The entries below contain pictures. Retype everything except those pictures, exactly as given.
* start *
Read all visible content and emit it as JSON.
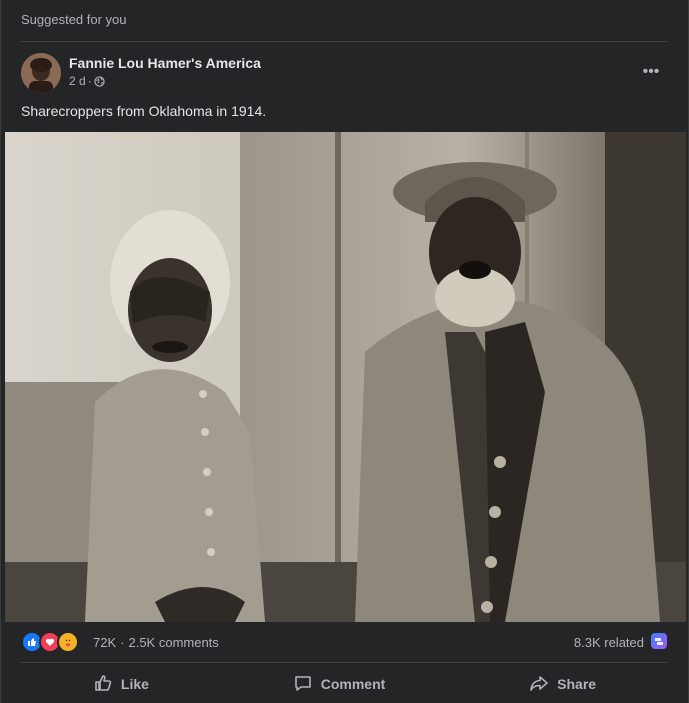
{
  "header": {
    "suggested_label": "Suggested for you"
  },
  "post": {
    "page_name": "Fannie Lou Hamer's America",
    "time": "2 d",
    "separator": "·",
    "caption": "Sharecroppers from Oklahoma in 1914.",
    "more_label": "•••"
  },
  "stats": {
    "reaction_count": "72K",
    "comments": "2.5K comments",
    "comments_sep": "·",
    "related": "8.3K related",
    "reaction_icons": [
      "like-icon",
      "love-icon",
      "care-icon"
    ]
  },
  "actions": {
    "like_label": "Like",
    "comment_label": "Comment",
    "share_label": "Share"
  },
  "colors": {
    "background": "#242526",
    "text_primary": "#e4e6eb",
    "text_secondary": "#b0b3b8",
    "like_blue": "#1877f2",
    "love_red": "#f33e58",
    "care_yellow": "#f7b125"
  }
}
* end *
■ **OUTPUT**
Read all visible content and emit it as JSON.
{
  "header": {
    "suggested_label": "Suggested for you"
  },
  "post": {
    "page_name": "Fannie Lou Hamer's America",
    "time": "2 d",
    "separator": "·",
    "caption": "Sharecroppers from Oklahoma in 1914.",
    "more_label": "•••"
  },
  "stats": {
    "reaction_count": "72K",
    "comments": "2.5K comments",
    "comments_sep": "·",
    "related": "8.3K related",
    "reaction_icons": [
      "like-icon",
      "love-icon",
      "care-icon"
    ]
  },
  "actions": {
    "like_label": "Like",
    "comment_label": "Comment",
    "share_label": "Share"
  },
  "colors": {
    "background": "#242526",
    "text_primary": "#e4e6eb",
    "text_secondary": "#b0b3b8",
    "like_blue": "#1877f2",
    "love_red": "#f33e58",
    "care_yellow": "#f7b125"
  }
}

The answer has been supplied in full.